*EXERCISE DESCRIPTION*.
Locate the lines where "澳大利亚" occurs and copy them as they stand.

[Items from a dataset]
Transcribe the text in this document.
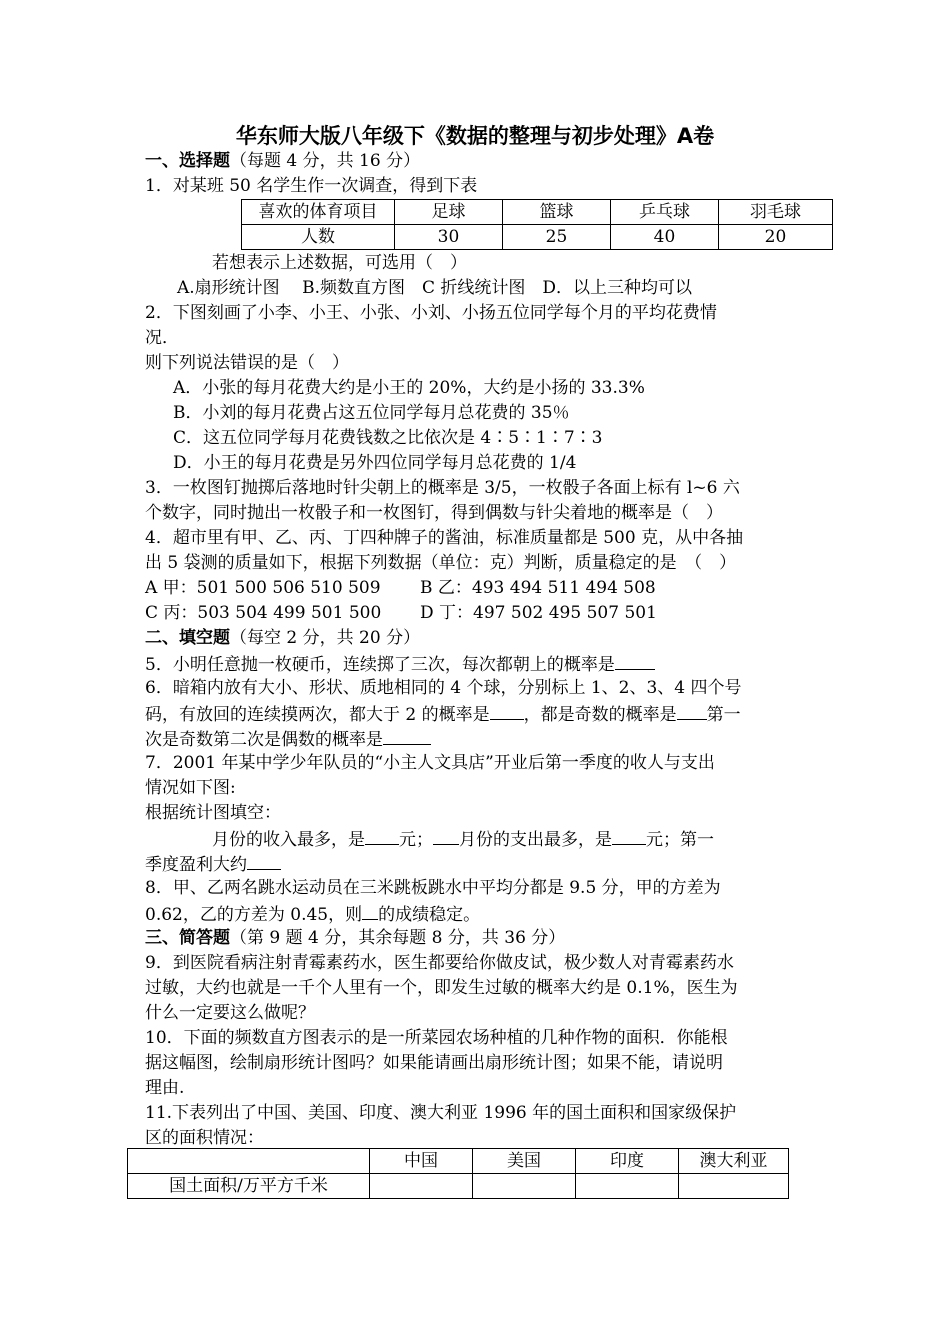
华东师大版八年级下《数据的整理与初步处理》A卷
一、选择题（每题 4 分，共 16 分）
1．对某班 50 名学生作一次调查，得到下表
喜欢的体育项目	足球	篮球	乒乓球	羽毛球
人数	30	25	40	20
若想表示上述数据，可选用（　）
A.扇形统计图　 B.频数直方图　C 折线统计图　D．以上三种均可以
2．下图刻画了小李、小王、小张、小刘、小扬五位同学每个月的平均花费情
况．
则下列说法错误的是（　）
A．小张的每月花费大约是小王的 20%，大约是小扬的 33.3%
B．小刘的每月花费占这五位同学每月总花费的 35％
C．这五位同学每月花费钱数之比依次是 4∶5∶1∶7∶3
D．小王的每月花费是另外四位同学每月总花费的 1/4
3．一枚图钉抛掷后落地时针尖朝上的概率是 3/5，一枚骰子各面上标有 l~6 六
个数字，同时抛出一枚骰子和一枚图钉，得到偶数与针尖着地的概率是（　）
4．超市里有甲、乙、丙、丁四种牌子的酱油，标准质量都是 500 克，从中各抽
出 5 袋测的质量如下，根据下列数据（单位：克）判断，质量稳定的是　（　）
A 甲：501 500 506 510 509 B 乙：493 494 511 494 508
C 丙：503 504 499 501 500 D 丁：497 502 495 507 501
二、填空题（每空 2 分，共 20 分）
5．小明任意抛一枚硬币，连续掷了三次，每次都朝上的概率是
6．暗箱内放有大小、形状、质地相同的 4 个球，分别标上 1、2、3、4 四个号
码，有放回的连续摸两次，都大于 2 的概率是 ，都是奇数的概率是 第一
次是奇数第二次是偶数的概率是
7．2001 年某中学少年队员的“小主人文具店”开业后第一季度的收人与支出
情况如下图:
根据统计图填空：
月份的收入最多，是 元； 月份的支出最多，是 元；第一
季度盈利大约
8．甲、乙两名跳水运动员在三米跳板跳水中平均分都是 9.5 分，甲的方差为
0.62，乙的方差为 0.45，则 的成绩稳定。
三、简答题（第 9 题 4 分，其余每题 8 分，共 36 分）
9．到医院看病注射青霉素药水，医生都要给你做皮试，极少数人对青霉素药水
过敏，大约也就是一千个人里有一个，即发生过敏的概率大约是 0.1%，医生为
什么一定要这么做呢？
10．下面的频数直方图表示的是一所菜园农场种植的几种作物的面积．你能根
据这幅图，绘制扇形统计图吗？如果能请画出扇形统计图；如果不能，请说明
理由.
11.下表列出了中国、美国、印度、澳大利亚 1996 年的国土面积和国家级保护
区的面积情况：
	中国	美国	印度	澳大利亚
国土面积/万平方千米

*SOLVED EXERCISE*.
11.下表列出了中国、美国、印度、澳大利亚 1996 年的国土面积和国家级保护
	中国	美国	印度	澳大利亚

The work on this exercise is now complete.